= Directive =
Every line below that contains "factum" is to be copied.

= Dataset records =
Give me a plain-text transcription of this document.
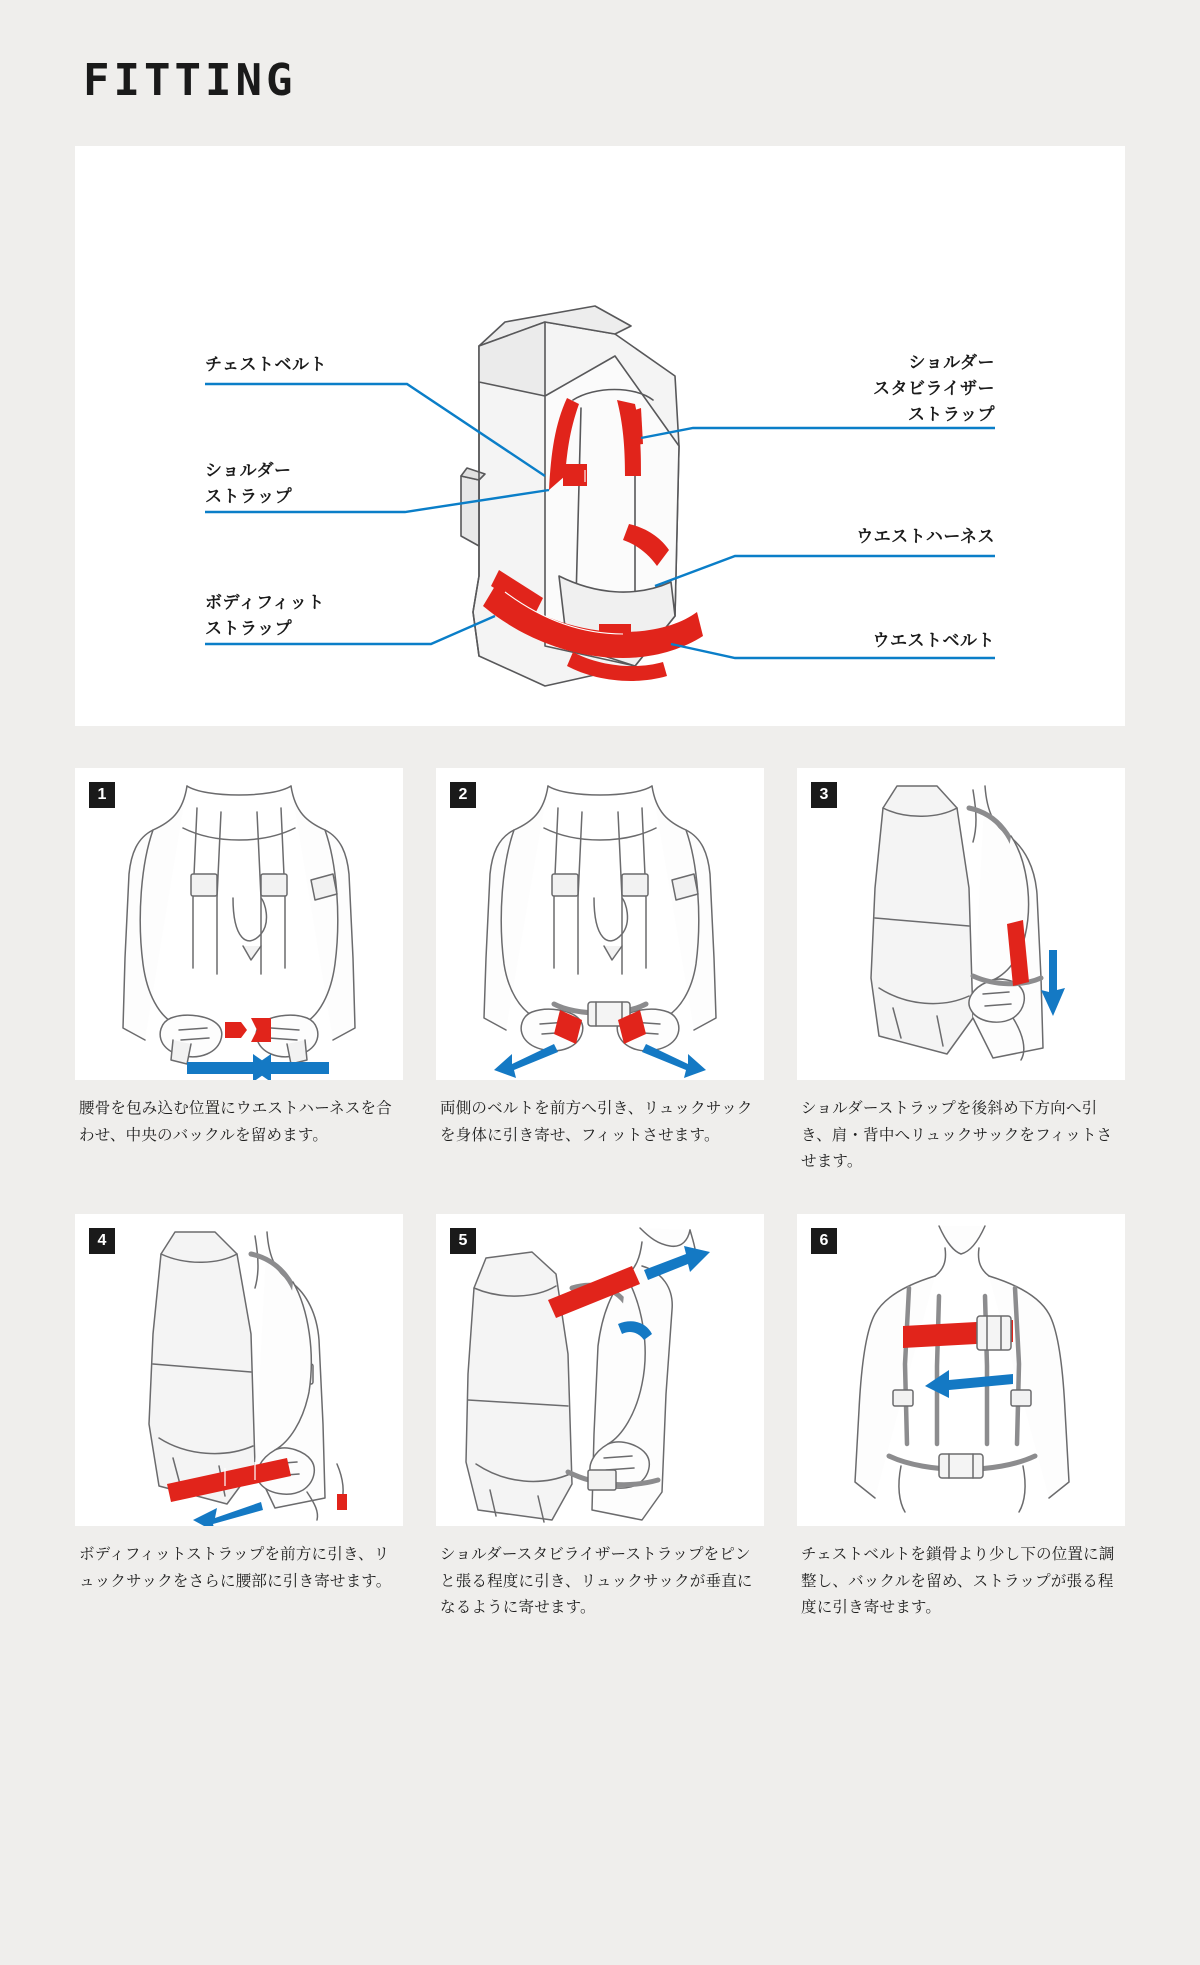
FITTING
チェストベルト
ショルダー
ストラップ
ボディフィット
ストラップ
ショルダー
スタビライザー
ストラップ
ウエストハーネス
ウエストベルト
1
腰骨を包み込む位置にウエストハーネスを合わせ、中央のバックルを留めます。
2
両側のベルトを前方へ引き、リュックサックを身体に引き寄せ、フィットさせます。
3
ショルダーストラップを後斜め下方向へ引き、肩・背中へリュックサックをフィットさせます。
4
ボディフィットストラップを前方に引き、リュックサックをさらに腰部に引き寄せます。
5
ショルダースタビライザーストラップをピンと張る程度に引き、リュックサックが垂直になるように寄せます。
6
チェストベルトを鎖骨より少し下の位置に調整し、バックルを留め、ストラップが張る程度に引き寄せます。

--

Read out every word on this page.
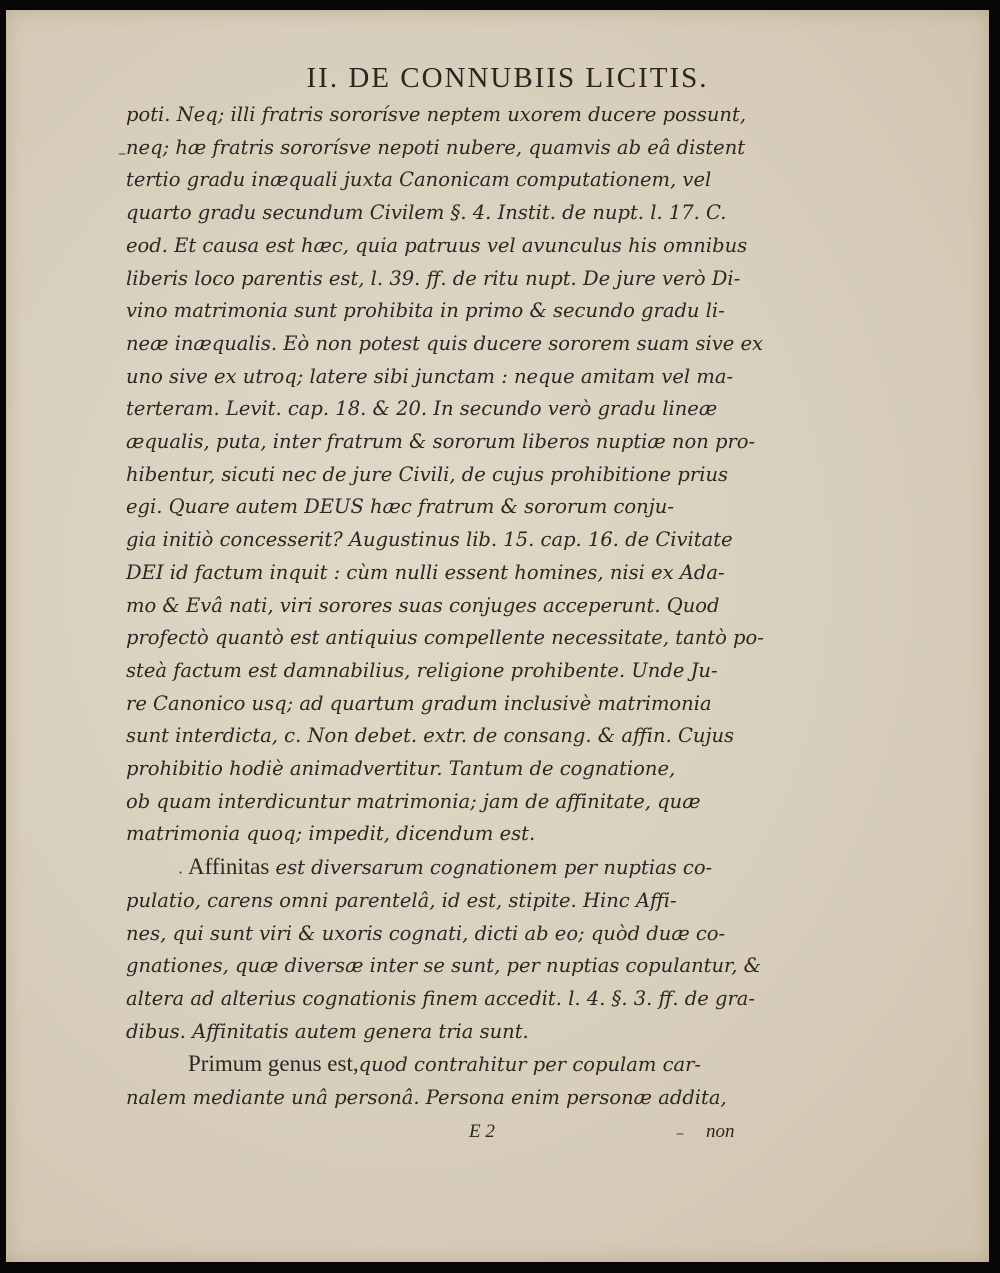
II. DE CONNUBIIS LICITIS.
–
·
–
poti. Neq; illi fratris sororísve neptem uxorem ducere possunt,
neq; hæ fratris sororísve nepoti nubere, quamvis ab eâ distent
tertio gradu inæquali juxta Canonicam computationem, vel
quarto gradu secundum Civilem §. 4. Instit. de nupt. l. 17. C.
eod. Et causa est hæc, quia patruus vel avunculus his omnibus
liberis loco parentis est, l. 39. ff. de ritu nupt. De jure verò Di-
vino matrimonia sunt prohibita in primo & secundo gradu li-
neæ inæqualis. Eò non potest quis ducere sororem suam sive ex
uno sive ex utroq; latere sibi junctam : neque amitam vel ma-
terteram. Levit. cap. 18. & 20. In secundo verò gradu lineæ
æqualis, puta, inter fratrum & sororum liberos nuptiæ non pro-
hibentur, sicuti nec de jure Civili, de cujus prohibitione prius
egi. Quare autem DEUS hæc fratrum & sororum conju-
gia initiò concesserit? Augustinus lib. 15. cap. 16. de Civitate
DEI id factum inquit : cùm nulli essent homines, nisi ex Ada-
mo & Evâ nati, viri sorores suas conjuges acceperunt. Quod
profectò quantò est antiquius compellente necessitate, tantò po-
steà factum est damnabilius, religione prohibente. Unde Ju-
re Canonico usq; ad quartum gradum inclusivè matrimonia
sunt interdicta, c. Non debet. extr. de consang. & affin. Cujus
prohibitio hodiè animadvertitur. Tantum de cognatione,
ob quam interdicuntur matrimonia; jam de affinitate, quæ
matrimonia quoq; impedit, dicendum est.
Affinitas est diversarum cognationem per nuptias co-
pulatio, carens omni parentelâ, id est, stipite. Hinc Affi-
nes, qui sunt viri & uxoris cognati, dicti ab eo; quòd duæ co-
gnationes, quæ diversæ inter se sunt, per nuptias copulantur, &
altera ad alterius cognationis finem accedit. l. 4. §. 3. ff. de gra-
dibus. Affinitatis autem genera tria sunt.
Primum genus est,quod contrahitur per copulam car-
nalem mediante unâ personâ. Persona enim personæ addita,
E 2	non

= Full output =
DEI id factum inquit : cùm nulli essent homines, nisi ex Ada-
steà factum est damnabilius, religione prohibente. Unde Ju-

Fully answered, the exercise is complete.